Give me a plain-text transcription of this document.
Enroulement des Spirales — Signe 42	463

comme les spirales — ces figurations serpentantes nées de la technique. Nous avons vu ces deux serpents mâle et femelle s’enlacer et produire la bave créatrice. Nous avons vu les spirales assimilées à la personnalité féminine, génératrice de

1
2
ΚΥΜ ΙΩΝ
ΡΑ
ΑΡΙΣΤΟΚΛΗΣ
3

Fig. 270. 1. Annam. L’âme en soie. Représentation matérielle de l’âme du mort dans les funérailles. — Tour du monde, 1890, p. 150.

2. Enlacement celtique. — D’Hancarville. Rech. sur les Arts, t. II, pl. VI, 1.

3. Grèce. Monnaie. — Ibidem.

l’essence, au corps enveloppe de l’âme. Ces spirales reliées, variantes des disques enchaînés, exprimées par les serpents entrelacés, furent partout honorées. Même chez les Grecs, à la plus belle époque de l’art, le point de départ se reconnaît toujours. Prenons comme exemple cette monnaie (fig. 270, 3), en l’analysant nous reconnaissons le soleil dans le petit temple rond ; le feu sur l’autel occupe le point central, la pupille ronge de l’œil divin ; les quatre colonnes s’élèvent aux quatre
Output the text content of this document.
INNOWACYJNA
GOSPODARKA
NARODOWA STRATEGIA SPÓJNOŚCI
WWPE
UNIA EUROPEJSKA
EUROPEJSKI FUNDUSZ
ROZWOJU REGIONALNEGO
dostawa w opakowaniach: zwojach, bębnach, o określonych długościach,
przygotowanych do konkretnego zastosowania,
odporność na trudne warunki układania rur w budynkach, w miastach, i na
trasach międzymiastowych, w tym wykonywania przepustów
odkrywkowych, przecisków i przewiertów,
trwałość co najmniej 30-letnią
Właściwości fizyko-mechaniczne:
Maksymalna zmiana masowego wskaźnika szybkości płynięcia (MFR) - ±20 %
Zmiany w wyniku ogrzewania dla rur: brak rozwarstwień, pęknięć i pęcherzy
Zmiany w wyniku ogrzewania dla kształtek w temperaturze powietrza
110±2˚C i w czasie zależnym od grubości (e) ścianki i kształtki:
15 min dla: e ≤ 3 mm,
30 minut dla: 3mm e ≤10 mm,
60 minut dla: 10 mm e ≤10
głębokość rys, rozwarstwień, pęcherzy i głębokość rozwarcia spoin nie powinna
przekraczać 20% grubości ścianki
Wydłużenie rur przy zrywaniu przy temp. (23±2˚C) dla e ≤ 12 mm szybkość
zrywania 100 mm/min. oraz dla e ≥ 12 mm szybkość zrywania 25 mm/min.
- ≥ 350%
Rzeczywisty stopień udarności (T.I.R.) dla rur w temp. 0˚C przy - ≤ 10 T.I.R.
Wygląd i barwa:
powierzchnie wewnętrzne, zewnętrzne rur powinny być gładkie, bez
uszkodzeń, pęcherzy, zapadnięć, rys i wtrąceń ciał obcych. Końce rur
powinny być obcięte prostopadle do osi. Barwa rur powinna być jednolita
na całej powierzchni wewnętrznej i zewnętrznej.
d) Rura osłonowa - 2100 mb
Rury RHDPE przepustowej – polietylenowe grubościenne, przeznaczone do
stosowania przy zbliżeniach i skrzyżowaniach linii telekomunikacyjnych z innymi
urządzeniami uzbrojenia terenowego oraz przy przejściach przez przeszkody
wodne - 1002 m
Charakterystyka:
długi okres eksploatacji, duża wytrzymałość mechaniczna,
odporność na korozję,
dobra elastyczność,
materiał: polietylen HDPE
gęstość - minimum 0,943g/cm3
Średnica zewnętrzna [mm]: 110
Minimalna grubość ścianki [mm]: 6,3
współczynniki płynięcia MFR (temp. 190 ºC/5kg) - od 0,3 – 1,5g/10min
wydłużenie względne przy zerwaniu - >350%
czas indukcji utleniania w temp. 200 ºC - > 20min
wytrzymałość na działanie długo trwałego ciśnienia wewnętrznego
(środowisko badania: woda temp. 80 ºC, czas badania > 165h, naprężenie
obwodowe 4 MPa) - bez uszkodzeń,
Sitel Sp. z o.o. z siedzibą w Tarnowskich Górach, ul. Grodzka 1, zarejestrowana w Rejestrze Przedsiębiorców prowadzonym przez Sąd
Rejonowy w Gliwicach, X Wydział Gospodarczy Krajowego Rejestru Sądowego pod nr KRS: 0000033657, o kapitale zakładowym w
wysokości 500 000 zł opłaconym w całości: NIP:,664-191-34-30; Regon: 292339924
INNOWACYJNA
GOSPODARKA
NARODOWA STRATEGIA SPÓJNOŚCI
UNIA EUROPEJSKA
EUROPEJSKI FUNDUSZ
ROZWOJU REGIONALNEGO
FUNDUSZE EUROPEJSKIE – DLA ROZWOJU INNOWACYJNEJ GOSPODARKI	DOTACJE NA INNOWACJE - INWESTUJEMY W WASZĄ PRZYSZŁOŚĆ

_Given problem_
All lines that include "wytrzymałość" are to be gathered and copied.

_Exercise output_
długi okres eksploatacji, duża wytrzymałość mechaniczna,
wytrzymałość na działanie długo trwałego ciśnienia wewnętrznego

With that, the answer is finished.